SHORT PROBLEM
Where a line holds the string "jouw", return that line.

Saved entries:
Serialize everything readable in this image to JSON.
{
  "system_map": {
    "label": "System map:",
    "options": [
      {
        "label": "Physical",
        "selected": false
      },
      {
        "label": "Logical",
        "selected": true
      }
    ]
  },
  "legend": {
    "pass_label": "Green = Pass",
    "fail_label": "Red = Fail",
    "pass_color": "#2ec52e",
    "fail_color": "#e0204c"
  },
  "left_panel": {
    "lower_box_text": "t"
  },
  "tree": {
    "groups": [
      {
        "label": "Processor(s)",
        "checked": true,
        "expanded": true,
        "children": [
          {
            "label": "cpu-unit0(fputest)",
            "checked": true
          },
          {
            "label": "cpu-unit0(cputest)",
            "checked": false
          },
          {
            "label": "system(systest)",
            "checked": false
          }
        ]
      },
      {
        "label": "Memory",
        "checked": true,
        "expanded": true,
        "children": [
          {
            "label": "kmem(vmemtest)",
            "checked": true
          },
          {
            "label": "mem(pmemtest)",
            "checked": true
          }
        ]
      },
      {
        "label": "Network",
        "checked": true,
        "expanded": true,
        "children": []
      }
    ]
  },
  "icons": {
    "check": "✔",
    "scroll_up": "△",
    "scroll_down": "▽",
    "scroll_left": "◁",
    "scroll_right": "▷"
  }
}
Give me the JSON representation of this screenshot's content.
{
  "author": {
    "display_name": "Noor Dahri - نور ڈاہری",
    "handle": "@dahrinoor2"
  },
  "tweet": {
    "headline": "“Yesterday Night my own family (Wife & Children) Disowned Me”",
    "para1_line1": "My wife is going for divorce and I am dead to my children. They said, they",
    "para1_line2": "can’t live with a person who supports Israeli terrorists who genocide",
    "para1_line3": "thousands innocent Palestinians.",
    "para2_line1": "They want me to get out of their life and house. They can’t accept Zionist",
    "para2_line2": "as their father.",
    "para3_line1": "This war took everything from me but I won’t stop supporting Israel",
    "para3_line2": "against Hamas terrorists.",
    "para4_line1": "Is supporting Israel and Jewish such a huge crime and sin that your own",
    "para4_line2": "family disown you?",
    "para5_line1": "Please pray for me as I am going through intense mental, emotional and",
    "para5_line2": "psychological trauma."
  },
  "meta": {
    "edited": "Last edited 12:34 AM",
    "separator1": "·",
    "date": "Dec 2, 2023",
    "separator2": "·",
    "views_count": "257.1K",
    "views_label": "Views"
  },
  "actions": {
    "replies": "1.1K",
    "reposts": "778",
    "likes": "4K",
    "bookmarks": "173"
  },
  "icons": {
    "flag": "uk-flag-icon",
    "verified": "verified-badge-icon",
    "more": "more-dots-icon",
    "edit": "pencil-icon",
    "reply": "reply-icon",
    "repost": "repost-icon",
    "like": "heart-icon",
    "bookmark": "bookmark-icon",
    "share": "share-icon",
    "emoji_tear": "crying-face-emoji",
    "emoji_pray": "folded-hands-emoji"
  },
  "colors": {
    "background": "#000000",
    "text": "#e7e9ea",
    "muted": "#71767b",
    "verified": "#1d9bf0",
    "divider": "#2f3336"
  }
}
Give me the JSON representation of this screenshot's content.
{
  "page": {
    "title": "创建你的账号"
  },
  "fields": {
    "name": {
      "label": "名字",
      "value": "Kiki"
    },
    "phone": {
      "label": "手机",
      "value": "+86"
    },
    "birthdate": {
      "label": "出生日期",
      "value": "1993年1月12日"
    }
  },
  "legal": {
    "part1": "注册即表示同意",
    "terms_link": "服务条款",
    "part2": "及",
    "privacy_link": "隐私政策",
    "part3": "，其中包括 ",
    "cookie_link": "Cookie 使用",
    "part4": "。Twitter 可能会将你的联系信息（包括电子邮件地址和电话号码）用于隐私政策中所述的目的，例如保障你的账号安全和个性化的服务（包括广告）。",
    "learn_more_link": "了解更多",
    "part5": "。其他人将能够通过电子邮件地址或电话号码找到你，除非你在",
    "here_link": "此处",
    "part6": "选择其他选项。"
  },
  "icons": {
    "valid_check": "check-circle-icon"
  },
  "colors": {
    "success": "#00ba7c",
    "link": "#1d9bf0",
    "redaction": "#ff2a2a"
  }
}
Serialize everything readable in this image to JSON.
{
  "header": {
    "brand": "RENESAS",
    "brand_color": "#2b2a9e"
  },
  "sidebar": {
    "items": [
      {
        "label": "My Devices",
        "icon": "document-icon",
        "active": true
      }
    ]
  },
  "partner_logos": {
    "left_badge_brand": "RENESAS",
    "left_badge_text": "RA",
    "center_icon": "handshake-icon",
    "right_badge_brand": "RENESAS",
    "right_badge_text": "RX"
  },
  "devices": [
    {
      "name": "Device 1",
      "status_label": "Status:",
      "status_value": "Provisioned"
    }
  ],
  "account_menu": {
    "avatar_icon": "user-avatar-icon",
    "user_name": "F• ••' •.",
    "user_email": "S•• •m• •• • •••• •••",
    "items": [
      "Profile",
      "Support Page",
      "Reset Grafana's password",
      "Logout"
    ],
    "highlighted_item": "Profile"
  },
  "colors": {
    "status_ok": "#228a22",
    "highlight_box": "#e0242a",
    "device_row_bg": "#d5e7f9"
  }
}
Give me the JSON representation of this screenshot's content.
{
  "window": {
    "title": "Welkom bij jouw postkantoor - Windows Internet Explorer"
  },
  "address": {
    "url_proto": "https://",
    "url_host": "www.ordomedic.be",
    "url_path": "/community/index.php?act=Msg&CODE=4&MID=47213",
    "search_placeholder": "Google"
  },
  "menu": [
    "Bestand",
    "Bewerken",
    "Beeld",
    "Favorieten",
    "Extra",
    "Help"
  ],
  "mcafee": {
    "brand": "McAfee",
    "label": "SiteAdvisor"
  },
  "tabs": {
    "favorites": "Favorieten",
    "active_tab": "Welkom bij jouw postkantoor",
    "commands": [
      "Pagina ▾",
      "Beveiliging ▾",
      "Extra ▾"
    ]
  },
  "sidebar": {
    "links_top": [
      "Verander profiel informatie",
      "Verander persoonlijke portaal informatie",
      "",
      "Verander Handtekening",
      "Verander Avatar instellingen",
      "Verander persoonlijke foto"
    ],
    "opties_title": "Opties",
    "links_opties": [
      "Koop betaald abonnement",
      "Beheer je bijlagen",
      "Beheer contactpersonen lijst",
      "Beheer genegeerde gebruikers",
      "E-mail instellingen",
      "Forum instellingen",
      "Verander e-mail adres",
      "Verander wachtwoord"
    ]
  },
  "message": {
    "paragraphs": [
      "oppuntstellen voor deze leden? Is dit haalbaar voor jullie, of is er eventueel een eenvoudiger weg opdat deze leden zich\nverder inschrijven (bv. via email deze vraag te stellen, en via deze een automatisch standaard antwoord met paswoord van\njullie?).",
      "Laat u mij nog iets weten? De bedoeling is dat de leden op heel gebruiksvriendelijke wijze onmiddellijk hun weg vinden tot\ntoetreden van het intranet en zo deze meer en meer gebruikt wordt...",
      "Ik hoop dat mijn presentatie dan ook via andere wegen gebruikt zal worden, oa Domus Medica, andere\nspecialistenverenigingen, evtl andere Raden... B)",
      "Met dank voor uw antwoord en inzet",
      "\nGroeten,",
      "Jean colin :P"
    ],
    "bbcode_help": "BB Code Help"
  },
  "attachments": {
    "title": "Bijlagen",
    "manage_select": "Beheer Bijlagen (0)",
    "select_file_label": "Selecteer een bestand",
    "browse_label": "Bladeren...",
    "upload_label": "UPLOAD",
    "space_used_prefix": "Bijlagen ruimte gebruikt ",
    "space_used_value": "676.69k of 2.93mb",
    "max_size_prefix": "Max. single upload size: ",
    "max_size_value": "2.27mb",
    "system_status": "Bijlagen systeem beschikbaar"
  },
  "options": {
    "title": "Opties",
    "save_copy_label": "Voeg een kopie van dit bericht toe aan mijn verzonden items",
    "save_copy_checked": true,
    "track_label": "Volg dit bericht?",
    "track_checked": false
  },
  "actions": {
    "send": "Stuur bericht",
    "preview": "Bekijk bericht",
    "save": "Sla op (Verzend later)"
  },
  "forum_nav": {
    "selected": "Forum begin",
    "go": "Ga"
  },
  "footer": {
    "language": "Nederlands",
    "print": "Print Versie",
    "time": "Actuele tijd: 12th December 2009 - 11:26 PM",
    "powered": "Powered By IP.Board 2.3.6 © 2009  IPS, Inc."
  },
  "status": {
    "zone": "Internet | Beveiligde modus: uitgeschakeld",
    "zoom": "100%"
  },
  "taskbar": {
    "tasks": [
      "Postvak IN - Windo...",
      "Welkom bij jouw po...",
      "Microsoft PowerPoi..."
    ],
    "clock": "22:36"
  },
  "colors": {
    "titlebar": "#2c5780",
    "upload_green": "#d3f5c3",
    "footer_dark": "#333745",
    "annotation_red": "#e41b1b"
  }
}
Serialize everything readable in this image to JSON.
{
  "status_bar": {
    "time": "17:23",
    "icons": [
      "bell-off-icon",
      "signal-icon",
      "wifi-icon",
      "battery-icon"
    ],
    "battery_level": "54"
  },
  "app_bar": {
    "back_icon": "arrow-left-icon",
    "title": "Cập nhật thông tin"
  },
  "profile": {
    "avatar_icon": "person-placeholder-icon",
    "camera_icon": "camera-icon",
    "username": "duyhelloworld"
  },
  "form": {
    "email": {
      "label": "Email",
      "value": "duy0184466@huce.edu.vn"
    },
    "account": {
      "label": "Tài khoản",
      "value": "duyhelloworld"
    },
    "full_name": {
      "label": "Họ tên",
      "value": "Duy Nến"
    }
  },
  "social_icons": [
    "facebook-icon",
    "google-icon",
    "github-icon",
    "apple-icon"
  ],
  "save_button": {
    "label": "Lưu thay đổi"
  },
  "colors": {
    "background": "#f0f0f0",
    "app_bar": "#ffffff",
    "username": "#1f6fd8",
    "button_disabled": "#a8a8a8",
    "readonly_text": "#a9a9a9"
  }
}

EXERCISE OUTPUT
    "title": "Welkom bij jouw postkantoor - Windows Internet Explorer"
    "active_tab": "Welkom bij jouw postkantoor",
      "Welkom bij jouw po...",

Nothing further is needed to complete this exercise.